PAGE EXTRACT:
+++

Sukumar: There are many dangers depending on the region - loss of forests, fragmentation of wildlife habitat, degradation due to invasive weeds and poaching. There are also great dangers looming on the horizon from pressures of development activities such as mining road and rail traffic and tourism. India is on the fast track of economic growth, and I think that we are just beginning to see an escalation of developmental pressures.
But crucially, when one talks of danger, it must be understood not just from the point of risk to flagship species such as the elephants and the tigers, but also from the perspective of risk to flora and fauna, which, like I said, is everything from forest floor to tree top. It is only then that issues such as global climate change and weed invasion of wild lands begin to look alarming.
Q: Are these also the biggest threats to the elephant population in India?
Sukumar: The immediate danger to larger species such as the elephant and the tiger is from habitat fragmentation, which, from the view of conservation is no less a threat than hunting. Elephants especially are migratory by nature. They must move from one forest part to the other to meet their forage requirements. Today many of their traditional movement routes are either being blocked or under pressure the forests are bisected by roads and railway tracks and what remains in the name of forest tracts are patches of degraded wilderness.

+++

MATERIAL PROVIDED:
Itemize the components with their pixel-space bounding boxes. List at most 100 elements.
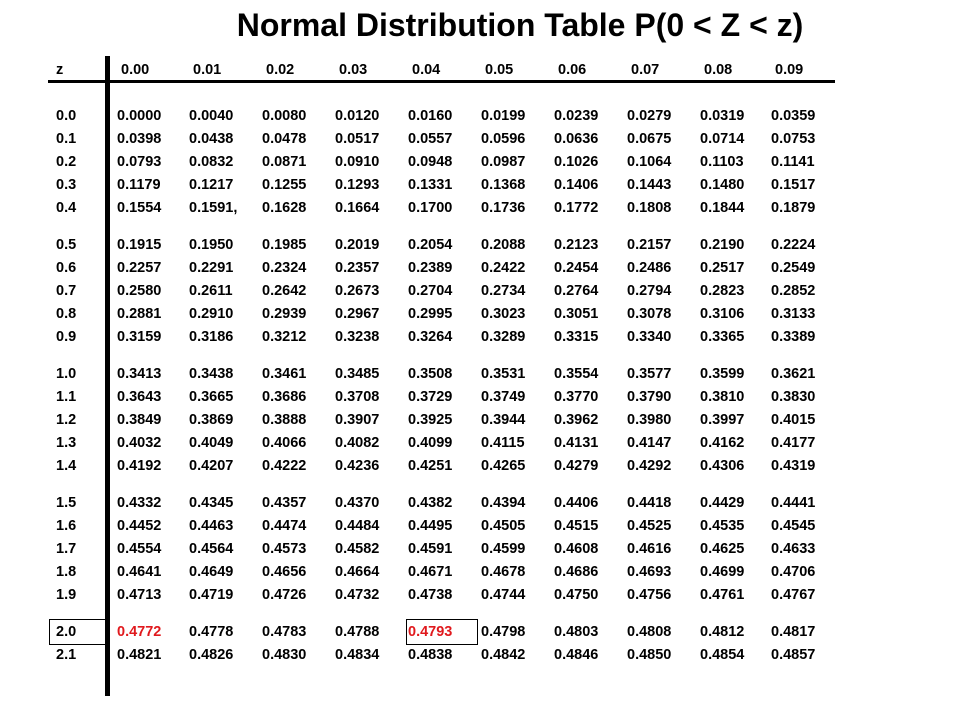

+++

SHORT TASK 1: Retype the part of the interview excerpt that opens with the words containing "Sukumar: There are" and closes with "to look alarming.".
SHORT TASK 2:
Answer these from the interview excerpt:
(a) According to Sukumar, India is on the fast track of what?
(b) Which threat does he describe as no less a threat than hunting?
(c) Why must elephants move from one forest part to another?
Work from the interview excerpt alone and set the material aside.

FINISHED ANSWER 1:
Sukumar: There are many dangers depending on the region - loss of forests, fragmentation of wildlife habitat, degradation due to invasive weeds and poaching. There are also great dangers looming on the horizon from pressures of development activities such as mining road and rail traffic and tourism. India is on the fast track of economic growth, and I think that we are just beginning to see an escalation of developmental pressures.
But crucially, when one talks of danger, it must be understood not just from the point of risk to flagship species such as the elephants and the tigers, but also from the perspective of risk to flora and fauna, which, like I said, is everything from forest floor to tree top. It is only then that issues such as global climate change and weed invasion of wild lands begin to look alarming.

FINISHED ANSWER 2:
(a) Economic growth.
(b) Habitat fragmentation.
(c) To meet their forage requirements.